**Problem requirements**
Exclude the pictures and return every line exactly as written.

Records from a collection
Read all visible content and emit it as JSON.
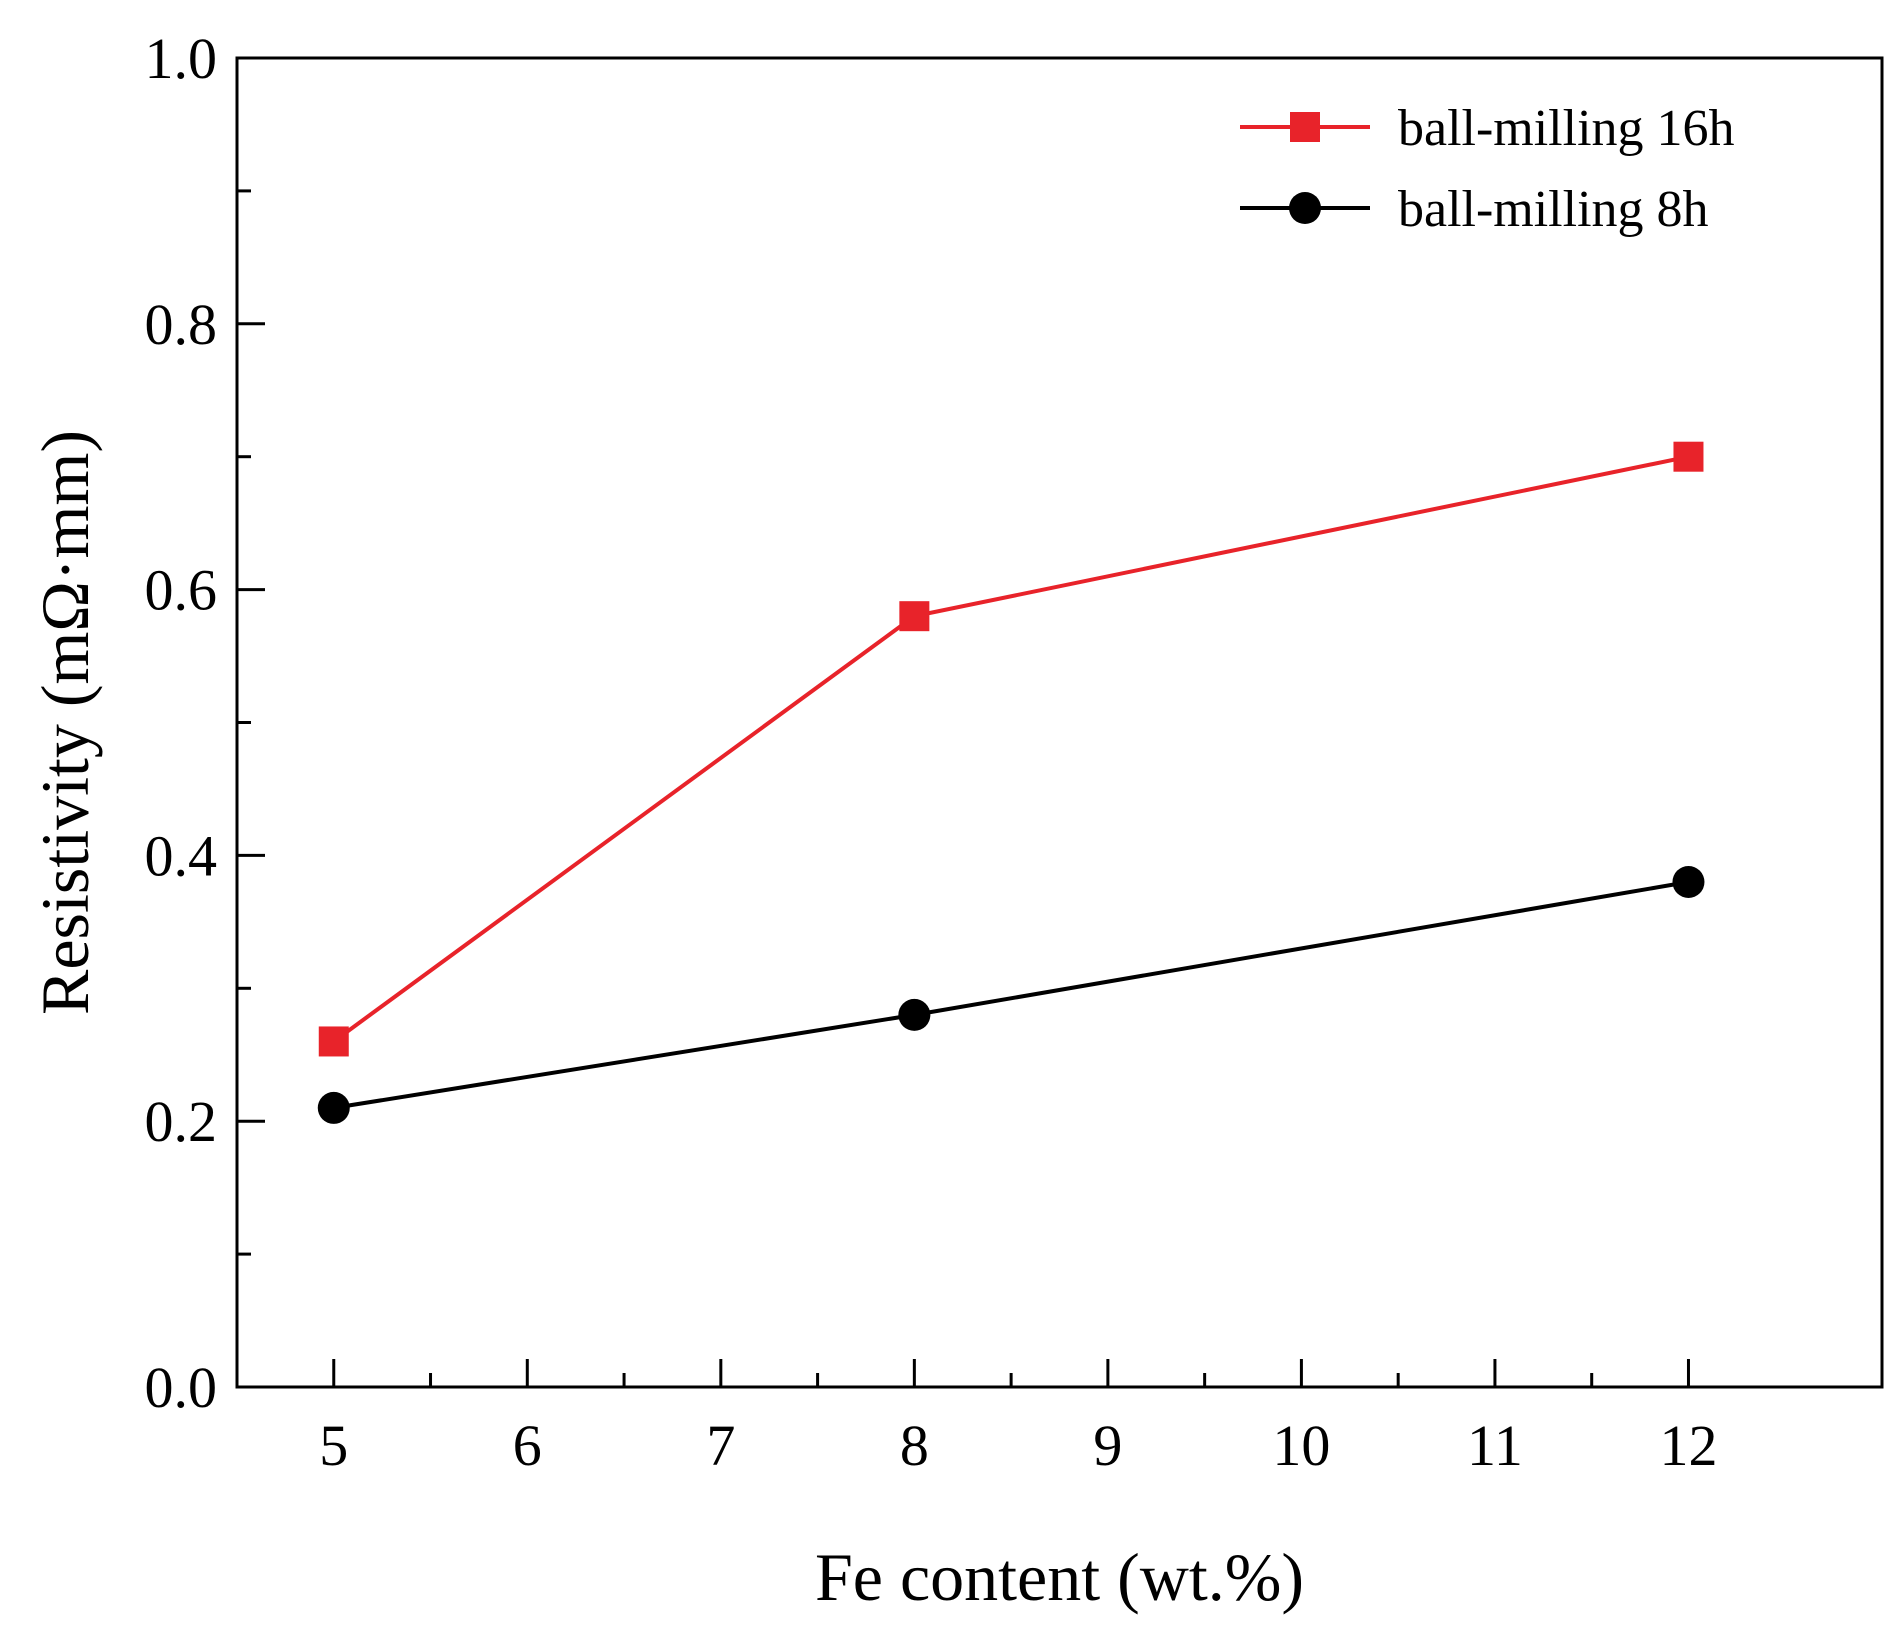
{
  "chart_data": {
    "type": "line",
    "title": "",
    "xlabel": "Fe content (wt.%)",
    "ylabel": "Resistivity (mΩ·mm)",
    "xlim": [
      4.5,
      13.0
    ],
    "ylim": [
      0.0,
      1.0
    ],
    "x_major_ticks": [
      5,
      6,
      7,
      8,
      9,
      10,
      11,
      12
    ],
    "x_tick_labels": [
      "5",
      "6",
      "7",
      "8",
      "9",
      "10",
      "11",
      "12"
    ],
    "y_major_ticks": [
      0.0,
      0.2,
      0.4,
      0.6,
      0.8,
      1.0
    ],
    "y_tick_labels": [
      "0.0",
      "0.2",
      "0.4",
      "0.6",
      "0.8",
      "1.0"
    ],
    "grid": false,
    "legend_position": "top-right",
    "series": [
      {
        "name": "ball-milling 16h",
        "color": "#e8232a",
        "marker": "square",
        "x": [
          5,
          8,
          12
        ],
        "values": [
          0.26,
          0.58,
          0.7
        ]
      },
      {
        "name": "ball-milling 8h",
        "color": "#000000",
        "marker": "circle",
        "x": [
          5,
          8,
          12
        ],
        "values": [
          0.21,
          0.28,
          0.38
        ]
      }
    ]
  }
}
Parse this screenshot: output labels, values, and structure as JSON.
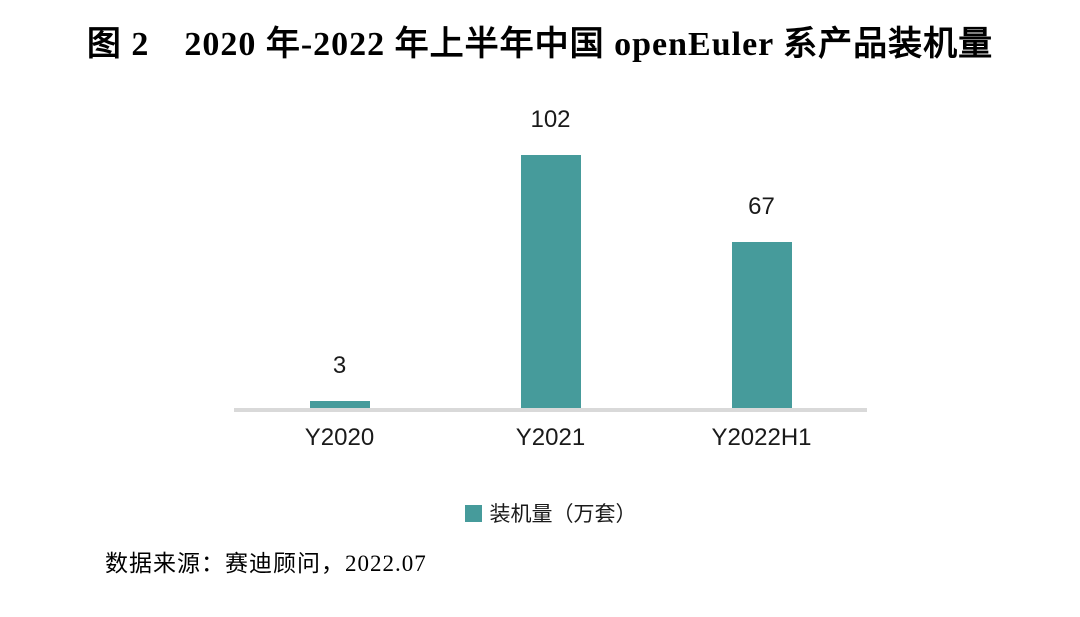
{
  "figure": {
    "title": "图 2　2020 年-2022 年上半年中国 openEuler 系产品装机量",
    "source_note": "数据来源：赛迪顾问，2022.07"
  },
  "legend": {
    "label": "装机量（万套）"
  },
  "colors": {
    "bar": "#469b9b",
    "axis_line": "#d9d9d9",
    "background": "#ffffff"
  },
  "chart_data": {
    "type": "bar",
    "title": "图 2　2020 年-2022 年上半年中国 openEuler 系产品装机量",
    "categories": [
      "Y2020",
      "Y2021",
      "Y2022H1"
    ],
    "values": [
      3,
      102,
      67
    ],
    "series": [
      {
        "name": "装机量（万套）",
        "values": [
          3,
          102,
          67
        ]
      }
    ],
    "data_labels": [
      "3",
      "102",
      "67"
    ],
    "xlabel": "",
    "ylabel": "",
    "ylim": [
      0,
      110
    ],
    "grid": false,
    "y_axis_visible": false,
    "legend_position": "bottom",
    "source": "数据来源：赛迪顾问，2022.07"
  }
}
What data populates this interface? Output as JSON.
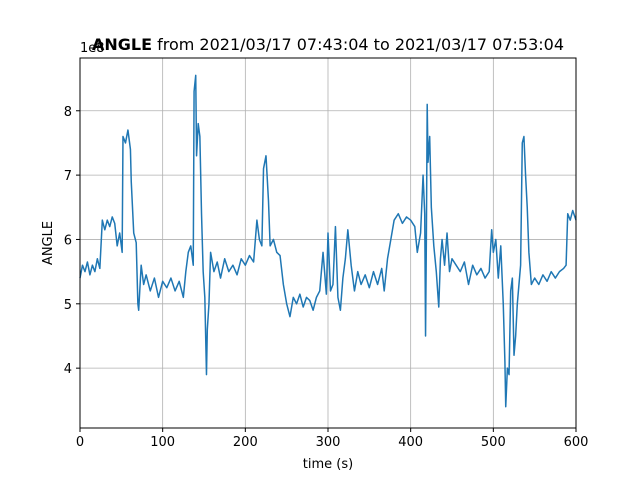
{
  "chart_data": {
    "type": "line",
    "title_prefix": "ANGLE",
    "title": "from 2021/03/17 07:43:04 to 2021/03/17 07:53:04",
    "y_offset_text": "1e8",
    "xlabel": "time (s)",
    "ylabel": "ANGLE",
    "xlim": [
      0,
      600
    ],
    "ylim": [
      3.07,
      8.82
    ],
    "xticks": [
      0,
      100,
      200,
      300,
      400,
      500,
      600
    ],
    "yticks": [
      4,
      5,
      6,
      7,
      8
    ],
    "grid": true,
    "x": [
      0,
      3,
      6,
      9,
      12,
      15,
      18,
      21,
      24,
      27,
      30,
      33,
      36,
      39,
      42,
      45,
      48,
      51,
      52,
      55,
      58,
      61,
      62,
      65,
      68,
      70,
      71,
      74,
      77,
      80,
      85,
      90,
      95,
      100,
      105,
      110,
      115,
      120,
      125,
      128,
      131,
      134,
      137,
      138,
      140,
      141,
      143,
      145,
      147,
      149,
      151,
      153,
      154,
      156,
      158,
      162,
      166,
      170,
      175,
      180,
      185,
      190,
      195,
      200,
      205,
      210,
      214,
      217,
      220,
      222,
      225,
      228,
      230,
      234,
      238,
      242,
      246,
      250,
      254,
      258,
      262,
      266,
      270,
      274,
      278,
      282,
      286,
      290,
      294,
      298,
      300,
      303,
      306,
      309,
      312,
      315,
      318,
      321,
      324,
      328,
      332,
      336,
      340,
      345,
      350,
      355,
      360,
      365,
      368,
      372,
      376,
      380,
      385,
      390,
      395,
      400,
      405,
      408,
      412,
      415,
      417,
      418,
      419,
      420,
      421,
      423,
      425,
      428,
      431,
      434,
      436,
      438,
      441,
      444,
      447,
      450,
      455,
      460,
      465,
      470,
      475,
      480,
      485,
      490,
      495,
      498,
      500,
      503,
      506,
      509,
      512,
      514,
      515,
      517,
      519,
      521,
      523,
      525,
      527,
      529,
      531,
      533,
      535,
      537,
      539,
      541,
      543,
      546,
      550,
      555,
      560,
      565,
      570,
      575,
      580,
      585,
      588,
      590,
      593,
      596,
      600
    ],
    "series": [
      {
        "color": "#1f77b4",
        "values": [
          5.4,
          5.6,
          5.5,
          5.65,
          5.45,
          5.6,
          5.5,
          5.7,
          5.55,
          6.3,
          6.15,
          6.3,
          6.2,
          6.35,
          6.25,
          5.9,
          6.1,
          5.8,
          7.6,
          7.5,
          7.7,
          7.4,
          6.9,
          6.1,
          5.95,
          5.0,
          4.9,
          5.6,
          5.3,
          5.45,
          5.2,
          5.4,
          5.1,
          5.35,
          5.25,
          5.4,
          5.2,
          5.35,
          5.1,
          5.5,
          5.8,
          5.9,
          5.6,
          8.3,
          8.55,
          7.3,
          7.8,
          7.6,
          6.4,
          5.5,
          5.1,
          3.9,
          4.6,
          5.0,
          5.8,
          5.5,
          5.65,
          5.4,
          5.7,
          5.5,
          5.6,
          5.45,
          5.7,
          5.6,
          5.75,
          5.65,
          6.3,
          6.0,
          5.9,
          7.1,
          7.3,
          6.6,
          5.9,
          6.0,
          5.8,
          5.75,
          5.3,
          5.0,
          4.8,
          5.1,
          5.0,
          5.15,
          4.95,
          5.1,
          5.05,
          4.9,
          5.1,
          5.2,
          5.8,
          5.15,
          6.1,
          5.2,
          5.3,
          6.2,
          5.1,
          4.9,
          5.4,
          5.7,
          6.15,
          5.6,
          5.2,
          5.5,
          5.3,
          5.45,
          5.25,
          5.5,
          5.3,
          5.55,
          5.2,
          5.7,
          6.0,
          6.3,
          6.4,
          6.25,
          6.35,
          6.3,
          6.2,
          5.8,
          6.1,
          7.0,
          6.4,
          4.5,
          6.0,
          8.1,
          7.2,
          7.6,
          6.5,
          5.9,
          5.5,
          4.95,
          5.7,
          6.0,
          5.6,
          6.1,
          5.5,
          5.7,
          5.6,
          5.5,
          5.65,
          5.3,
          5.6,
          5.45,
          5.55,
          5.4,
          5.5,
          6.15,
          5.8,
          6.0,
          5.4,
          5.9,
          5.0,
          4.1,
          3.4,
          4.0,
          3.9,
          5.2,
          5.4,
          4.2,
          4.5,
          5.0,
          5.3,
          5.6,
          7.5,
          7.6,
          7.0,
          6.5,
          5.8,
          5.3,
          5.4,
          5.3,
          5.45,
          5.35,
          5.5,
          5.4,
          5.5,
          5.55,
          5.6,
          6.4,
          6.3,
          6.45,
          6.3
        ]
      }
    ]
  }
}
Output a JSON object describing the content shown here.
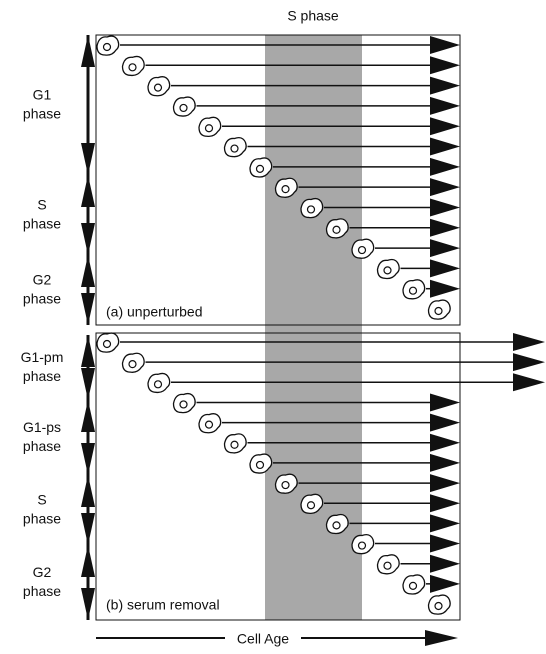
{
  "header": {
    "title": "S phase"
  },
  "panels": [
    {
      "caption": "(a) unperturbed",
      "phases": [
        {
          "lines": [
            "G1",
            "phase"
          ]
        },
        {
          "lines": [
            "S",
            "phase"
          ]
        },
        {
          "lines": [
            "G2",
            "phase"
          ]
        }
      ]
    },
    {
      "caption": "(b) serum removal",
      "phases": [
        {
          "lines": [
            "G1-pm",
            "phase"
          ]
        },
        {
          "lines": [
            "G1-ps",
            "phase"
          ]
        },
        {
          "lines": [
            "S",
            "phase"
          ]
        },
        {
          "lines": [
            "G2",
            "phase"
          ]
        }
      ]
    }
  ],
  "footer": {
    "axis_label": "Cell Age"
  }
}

**Answer in full**
Read all visible content and emit it as JSON.
{
  "chart_data": {
    "type": "line",
    "title": "",
    "xlabel": "Fe content (wt.%)",
    "ylabel": "Resistivity (mΩ·mm)",
    "xlim": [
      4.5,
      13.0
    ],
    "ylim": [
      0.0,
      1.0
    ],
    "x_major_ticks": [
      5,
      6,
      7,
      8,
      9,
      10,
      11,
      12
    ],
    "x_tick_labels": [
      "5",
      "6",
      "7",
      "8",
      "9",
      "10",
      "11",
      "12"
    ],
    "y_major_ticks": [
      0.0,
      0.2,
      0.4,
      0.6,
      0.8,
      1.0
    ],
    "y_tick_labels": [
      "0.0",
      "0.2",
      "0.4",
      "0.6",
      "0.8",
      "1.0"
    ],
    "grid": false,
    "legend_position": "top-right",
    "series": [
      {
        "name": "ball-milling 16h",
        "color": "#e8232a",
        "marker": "square",
        "x": [
          5,
          8,
          12
        ],
        "values": [
          0.26,
          0.58,
          0.7
        ]
      },
      {
        "name": "ball-milling 8h",
        "color": "#000000",
        "marker": "circle",
        "x": [
          5,
          8,
          12
        ],
        "values": [
          0.21,
          0.28,
          0.38
        ]
      }
    ]
  }
}
Parse this screenshot: output labels, values, and structure as JSON.
{
  "figure": {
    "title": "图 2　2020 年-2022 年上半年中国 openEuler 系产品装机量",
    "source_note": "数据来源：赛迪顾问，2022.07"
  },
  "legend": {
    "label": "装机量（万套）"
  },
  "colors": {
    "bar": "#469b9b",
    "axis_line": "#d9d9d9",
    "background": "#ffffff"
  },
  "chart_data": {
    "type": "bar",
    "title": "图 2　2020 年-2022 年上半年中国 openEuler 系产品装机量",
    "categories": [
      "Y2020",
      "Y2021",
      "Y2022H1"
    ],
    "values": [
      3,
      102,
      67
    ],
    "series": [
      {
        "name": "装机量（万套）",
        "values": [
          3,
          102,
          67
        ]
      }
    ],
    "data_labels": [
      "3",
      "102",
      "67"
    ],
    "xlabel": "",
    "ylabel": "",
    "ylim": [
      0,
      110
    ],
    "grid": false,
    "y_axis_visible": false,
    "legend_position": "bottom",
    "source": "数据来源：赛迪顾问，2022.07"
  }
}
What data populates this interface? Output as JSON.
{
  "chart_data": {
    "type": "line",
    "title_prefix": "ANGLE",
    "title": "from 2021/03/17 07:43:04 to 2021/03/17 07:53:04",
    "y_offset_text": "1e8",
    "xlabel": "time (s)",
    "ylabel": "ANGLE",
    "xlim": [
      0,
      600
    ],
    "ylim": [
      3.07,
      8.82
    ],
    "xticks": [
      0,
      100,
      200,
      300,
      400,
      500,
      600
    ],
    "yticks": [
      4,
      5,
      6,
      7,
      8
    ],
    "grid": true,
    "x": [
      0,
      3,
      6,
      9,
      12,
      15,
      18,
      21,
      24,
      27,
      30,
      33,
      36,
      39,
      42,
      45,
      48,
      51,
      52,
      55,
      58,
      61,
      62,
      65,
      68,
      70,
      71,
      74,
      77,
      80,
      85,
      90,
      95,
      100,
      105,
      110,
      115,
      120,
      125,
      128,
      131,
      134,
      137,
      138,
      140,
      141,
      143,
      145,
      147,
      149,
      151,
      153,
      154,
      156,
      158,
      162,
      166,
      170,
      175,
      180,
      185,
      190,
      195,
      200,
      205,
      210,
      214,
      217,
      220,
      222,
      225,
      228,
      230,
      234,
      238,
      242,
      246,
      250,
      254,
      258,
      262,
      266,
      270,
      274,
      278,
      282,
      286,
      290,
      294,
      298,
      300,
      303,
      306,
      309,
      312,
      315,
      318,
      321,
      324,
      328,
      332,
      336,
      340,
      345,
      350,
      355,
      360,
      365,
      368,
      372,
      376,
      380,
      385,
      390,
      395,
      400,
      405,
      408,
      412,
      415,
      417,
      418,
      419,
      420,
      421,
      423,
      425,
      428,
      431,
      434,
      436,
      438,
      441,
      444,
      447,
      450,
      455,
      460,
      465,
      470,
      475,
      480,
      485,
      490,
      495,
      498,
      500,
      503,
      506,
      509,
      512,
      514,
      515,
      517,
      519,
      521,
      523,
      525,
      527,
      529,
      531,
      533,
      535,
      537,
      539,
      541,
      543,
      546,
      550,
      555,
      560,
      565,
      570,
      575,
      580,
      585,
      588,
      590,
      593,
      596,
      600
    ],
    "series": [
      {
        "color": "#1f77b4",
        "values": [
          5.4,
          5.6,
          5.5,
          5.65,
          5.45,
          5.6,
          5.5,
          5.7,
          5.55,
          6.3,
          6.15,
          6.3,
          6.2,
          6.35,
          6.25,
          5.9,
          6.1,
          5.8,
          7.6,
          7.5,
          7.7,
          7.4,
          6.9,
          6.1,
          5.95,
          5.0,
          4.9,
          5.6,
          5.3,
          5.45,
          5.2,
          5.4,
          5.1,
          5.35,
          5.25,
          5.4,
          5.2,
          5.35,
          5.1,
          5.5,
          5.8,
          5.9,
          5.6,
          8.3,
          8.55,
          7.3,
          7.8,
          7.6,
          6.4,
          5.5,
          5.1,
          3.9,
          4.6,
          5.0,
          5.8,
          5.5,
          5.65,
          5.4,
          5.7,
          5.5,
          5.6,
          5.45,
          5.7,
          5.6,
          5.75,
          5.65,
          6.3,
          6.0,
          5.9,
          7.1,
          7.3,
          6.6,
          5.9,
          6.0,
          5.8,
          5.75,
          5.3,
          5.0,
          4.8,
          5.1,
          5.0,
          5.15,
          4.95,
          5.1,
          5.05,
          4.9,
          5.1,
          5.2,
          5.8,
          5.15,
          6.1,
          5.2,
          5.3,
          6.2,
          5.1,
          4.9,
          5.4,
          5.7,
          6.15,
          5.6,
          5.2,
          5.5,
          5.3,
          5.45,
          5.25,
          5.5,
          5.3,
          5.55,
          5.2,
          5.7,
          6.0,
          6.3,
          6.4,
          6.25,
          6.35,
          6.3,
          6.2,
          5.8,
          6.1,
          7.0,
          6.4,
          4.5,
          6.0,
          8.1,
          7.2,
          7.6,
          6.5,
          5.9,
          5.5,
          4.95,
          5.7,
          6.0,
          5.6,
          6.1,
          5.5,
          5.7,
          5.6,
          5.5,
          5.65,
          5.3,
          5.6,
          5.45,
          5.55,
          5.4,
          5.5,
          6.15,
          5.8,
          6.0,
          5.4,
          5.9,
          5.0,
          4.1,
          3.4,
          4.0,
          3.9,
          5.2,
          5.4,
          4.2,
          4.5,
          5.0,
          5.3,
          5.6,
          7.5,
          7.6,
          7.0,
          6.5,
          5.8,
          5.3,
          5.4,
          5.3,
          5.45,
          5.35,
          5.5,
          5.4,
          5.5,
          5.55,
          5.6,
          6.4,
          6.3,
          6.45,
          6.3
        ]
      }
    ]
  }
}
Output a JSON object describing the content shown here.
{
  "header": {
    "title": "S phase"
  },
  "panels": [
    {
      "caption": "(a) unperturbed",
      "phases": [
        {
          "lines": [
            "G1",
            "phase"
          ]
        },
        {
          "lines": [
            "S",
            "phase"
          ]
        },
        {
          "lines": [
            "G2",
            "phase"
          ]
        }
      ]
    },
    {
      "caption": "(b) serum removal",
      "phases": [
        {
          "lines": [
            "G1-pm",
            "phase"
          ]
        },
        {
          "lines": [
            "G1-ps",
            "phase"
          ]
        },
        {
          "lines": [
            "S",
            "phase"
          ]
        },
        {
          "lines": [
            "G2",
            "phase"
          ]
        }
      ]
    }
  ],
  "footer": {
    "axis_label": "Cell Age"
  }
}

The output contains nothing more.